Collected data entries
* begin *
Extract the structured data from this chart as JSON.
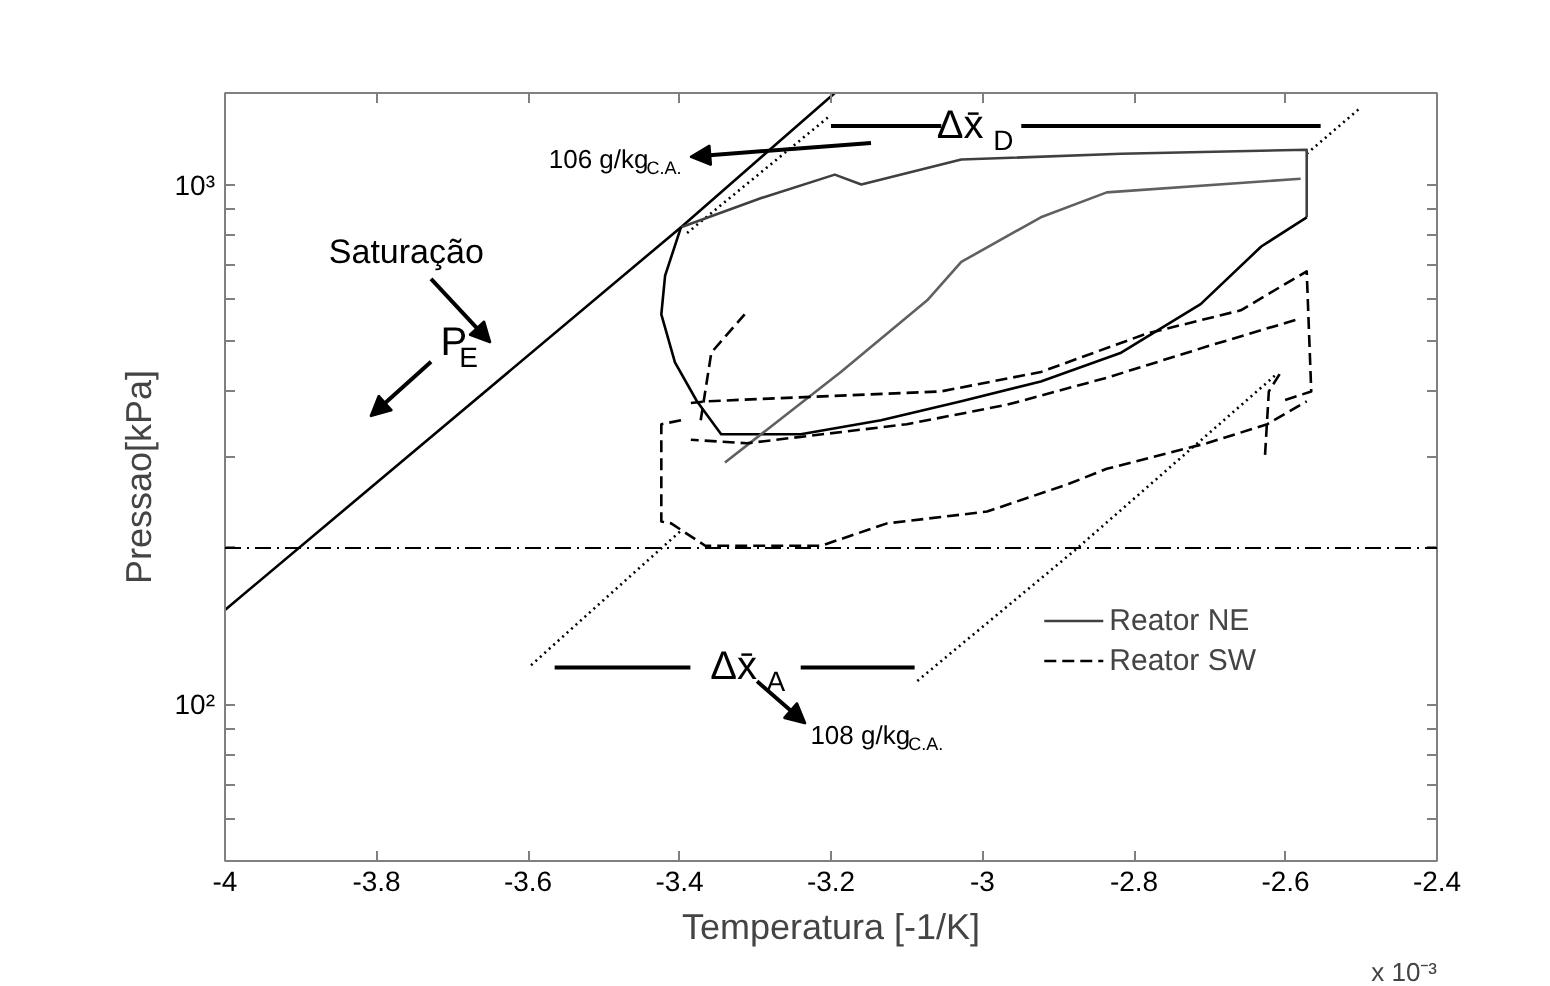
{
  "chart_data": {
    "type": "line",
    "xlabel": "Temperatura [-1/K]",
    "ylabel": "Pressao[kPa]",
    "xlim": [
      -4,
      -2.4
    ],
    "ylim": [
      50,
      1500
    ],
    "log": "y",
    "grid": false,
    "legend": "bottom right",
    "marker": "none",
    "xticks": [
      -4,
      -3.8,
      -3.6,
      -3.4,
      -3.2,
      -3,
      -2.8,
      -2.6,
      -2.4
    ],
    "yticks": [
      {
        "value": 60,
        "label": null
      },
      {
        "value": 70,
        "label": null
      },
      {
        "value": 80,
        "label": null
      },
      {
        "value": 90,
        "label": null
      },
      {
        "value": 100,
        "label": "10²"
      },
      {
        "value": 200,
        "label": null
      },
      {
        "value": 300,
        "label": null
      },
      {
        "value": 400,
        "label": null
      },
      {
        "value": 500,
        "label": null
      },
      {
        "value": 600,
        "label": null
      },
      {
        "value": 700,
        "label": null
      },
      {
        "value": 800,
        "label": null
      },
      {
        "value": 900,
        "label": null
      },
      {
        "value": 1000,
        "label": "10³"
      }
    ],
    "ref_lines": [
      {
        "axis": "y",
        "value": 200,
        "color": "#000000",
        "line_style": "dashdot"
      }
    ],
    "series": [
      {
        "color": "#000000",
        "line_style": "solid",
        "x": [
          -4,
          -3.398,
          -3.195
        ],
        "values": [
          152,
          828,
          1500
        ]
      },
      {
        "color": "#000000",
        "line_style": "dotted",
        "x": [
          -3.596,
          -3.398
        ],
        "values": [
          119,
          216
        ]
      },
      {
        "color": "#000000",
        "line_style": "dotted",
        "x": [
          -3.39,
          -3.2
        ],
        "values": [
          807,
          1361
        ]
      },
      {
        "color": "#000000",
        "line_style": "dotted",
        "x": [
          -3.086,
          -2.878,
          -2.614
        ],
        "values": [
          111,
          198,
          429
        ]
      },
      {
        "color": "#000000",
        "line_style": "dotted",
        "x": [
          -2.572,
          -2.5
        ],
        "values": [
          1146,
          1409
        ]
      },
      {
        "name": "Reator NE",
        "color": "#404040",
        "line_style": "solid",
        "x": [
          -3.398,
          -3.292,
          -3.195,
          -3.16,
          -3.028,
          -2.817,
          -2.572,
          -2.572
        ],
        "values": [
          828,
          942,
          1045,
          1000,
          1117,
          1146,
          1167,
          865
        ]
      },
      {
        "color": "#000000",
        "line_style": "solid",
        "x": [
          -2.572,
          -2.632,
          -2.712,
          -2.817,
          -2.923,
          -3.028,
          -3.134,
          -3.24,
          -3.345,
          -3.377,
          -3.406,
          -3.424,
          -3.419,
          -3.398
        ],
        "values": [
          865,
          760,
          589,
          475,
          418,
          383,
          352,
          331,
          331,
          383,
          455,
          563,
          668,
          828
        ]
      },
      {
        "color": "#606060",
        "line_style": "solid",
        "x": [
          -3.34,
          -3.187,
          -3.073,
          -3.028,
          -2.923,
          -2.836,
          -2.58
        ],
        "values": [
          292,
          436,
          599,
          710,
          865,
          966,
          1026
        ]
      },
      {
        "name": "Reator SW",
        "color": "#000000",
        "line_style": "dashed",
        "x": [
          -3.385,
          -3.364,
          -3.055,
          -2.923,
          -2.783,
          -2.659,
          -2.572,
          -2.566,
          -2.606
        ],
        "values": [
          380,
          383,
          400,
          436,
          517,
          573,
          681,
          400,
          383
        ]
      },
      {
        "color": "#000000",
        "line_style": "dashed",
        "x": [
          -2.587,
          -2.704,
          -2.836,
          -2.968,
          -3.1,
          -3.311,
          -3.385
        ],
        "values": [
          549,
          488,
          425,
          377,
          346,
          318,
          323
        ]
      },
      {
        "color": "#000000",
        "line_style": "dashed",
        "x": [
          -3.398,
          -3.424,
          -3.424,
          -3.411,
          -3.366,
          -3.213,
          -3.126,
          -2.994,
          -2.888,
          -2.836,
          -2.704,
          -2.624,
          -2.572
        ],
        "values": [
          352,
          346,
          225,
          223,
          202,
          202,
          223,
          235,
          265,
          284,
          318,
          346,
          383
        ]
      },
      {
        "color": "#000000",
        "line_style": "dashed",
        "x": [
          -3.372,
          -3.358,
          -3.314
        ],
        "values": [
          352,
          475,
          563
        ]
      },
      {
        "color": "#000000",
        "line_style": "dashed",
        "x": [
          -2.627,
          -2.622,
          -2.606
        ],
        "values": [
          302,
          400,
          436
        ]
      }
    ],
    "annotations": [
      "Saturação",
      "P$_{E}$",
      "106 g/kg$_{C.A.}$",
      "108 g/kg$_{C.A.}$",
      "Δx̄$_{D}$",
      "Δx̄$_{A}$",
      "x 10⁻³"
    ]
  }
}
* end *
Repeat the data in full and exactly. Omit pictures.

> _Solution for this exercise_:
Extract the structured data from this chart as JSON.
{
  "chart_data": {
    "type": "line",
    "xlabel": "Temperatura [-1/K]",
    "ylabel": "Pressao[kPa]",
    "xlim": [
      -4,
      -2.4
    ],
    "ylim": [
      50,
      1500
    ],
    "log": "y",
    "grid": false,
    "legend": "bottom right",
    "marker": "none",
    "xticks": [
      -4,
      -3.8,
      -3.6,
      -3.4,
      -3.2,
      -3,
      -2.8,
      -2.6,
      -2.4
    ],
    "yticks": [
      {
        "value": 60,
        "label": null
      },
      {
        "value": 70,
        "label": null
      },
      {
        "value": 80,
        "label": null
      },
      {
        "value": 90,
        "label": null
      },
      {
        "value": 100,
        "label": "10²"
      },
      {
        "value": 200,
        "label": null
      },
      {
        "value": 300,
        "label": null
      },
      {
        "value": 400,
        "label": null
      },
      {
        "value": 500,
        "label": null
      },
      {
        "value": 600,
        "label": null
      },
      {
        "value": 700,
        "label": null
      },
      {
        "value": 800,
        "label": null
      },
      {
        "value": 900,
        "label": null
      },
      {
        "value": 1000,
        "label": "10³"
      }
    ],
    "ref_lines": [
      {
        "axis": "y",
        "value": 200,
        "color": "#000000",
        "line_style": "dashdot"
      }
    ],
    "series": [
      {
        "color": "#000000",
        "line_style": "solid",
        "x": [
          -4,
          -3.398,
          -3.195
        ],
        "values": [
          152,
          828,
          1500
        ]
      },
      {
        "color": "#000000",
        "line_style": "dotted",
        "x": [
          -3.596,
          -3.398
        ],
        "values": [
          119,
          216
        ]
      },
      {
        "color": "#000000",
        "line_style": "dotted",
        "x": [
          -3.39,
          -3.2
        ],
        "values": [
          807,
          1361
        ]
      },
      {
        "color": "#000000",
        "line_style": "dotted",
        "x": [
          -3.086,
          -2.878,
          -2.614
        ],
        "values": [
          111,
          198,
          429
        ]
      },
      {
        "color": "#000000",
        "line_style": "dotted",
        "x": [
          -2.572,
          -2.5
        ],
        "values": [
          1146,
          1409
        ]
      },
      {
        "name": "Reator NE",
        "color": "#404040",
        "line_style": "solid",
        "x": [
          -3.398,
          -3.292,
          -3.195,
          -3.16,
          -3.028,
          -2.817,
          -2.572,
          -2.572
        ],
        "values": [
          828,
          942,
          1045,
          1000,
          1117,
          1146,
          1167,
          865
        ]
      },
      {
        "color": "#000000",
        "line_style": "solid",
        "x": [
          -2.572,
          -2.632,
          -2.712,
          -2.817,
          -2.923,
          -3.028,
          -3.134,
          -3.24,
          -3.345,
          -3.377,
          -3.406,
          -3.424,
          -3.419,
          -3.398
        ],
        "values": [
          865,
          760,
          589,
          475,
          418,
          383,
          352,
          331,
          331,
          383,
          455,
          563,
          668,
          828
        ]
      },
      {
        "color": "#606060",
        "line_style": "solid",
        "x": [
          -3.34,
          -3.187,
          -3.073,
          -3.028,
          -2.923,
          -2.836,
          -2.58
        ],
        "values": [
          292,
          436,
          599,
          710,
          865,
          966,
          1026
        ]
      },
      {
        "name": "Reator SW",
        "color": "#000000",
        "line_style": "dashed",
        "x": [
          -3.385,
          -3.364,
          -3.055,
          -2.923,
          -2.783,
          -2.659,
          -2.572,
          -2.566,
          -2.606
        ],
        "values": [
          380,
          383,
          400,
          436,
          517,
          573,
          681,
          400,
          383
        ]
      },
      {
        "color": "#000000",
        "line_style": "dashed",
        "x": [
          -2.587,
          -2.704,
          -2.836,
          -2.968,
          -3.1,
          -3.311,
          -3.385
        ],
        "values": [
          549,
          488,
          425,
          377,
          346,
          318,
          323
        ]
      },
      {
        "color": "#000000",
        "line_style": "dashed",
        "x": [
          -3.398,
          -3.424,
          -3.424,
          -3.411,
          -3.366,
          -3.213,
          -3.126,
          -2.994,
          -2.888,
          -2.836,
          -2.704,
          -2.624,
          -2.572
        ],
        "values": [
          352,
          346,
          225,
          223,
          202,
          202,
          223,
          235,
          265,
          284,
          318,
          346,
          383
        ]
      },
      {
        "color": "#000000",
        "line_style": "dashed",
        "x": [
          -3.372,
          -3.358,
          -3.314
        ],
        "values": [
          352,
          475,
          563
        ]
      },
      {
        "color": "#000000",
        "line_style": "dashed",
        "x": [
          -2.627,
          -2.622,
          -2.606
        ],
        "values": [
          302,
          400,
          436
        ]
      }
    ],
    "annotations": [
      "Saturação",
      "P$_{E}$",
      "106 g/kg$_{C.A.}$",
      "108 g/kg$_{C.A.}$",
      "Δx̄$_{D}$",
      "Δx̄$_{A}$",
      "x 10⁻³"
    ]
  }
}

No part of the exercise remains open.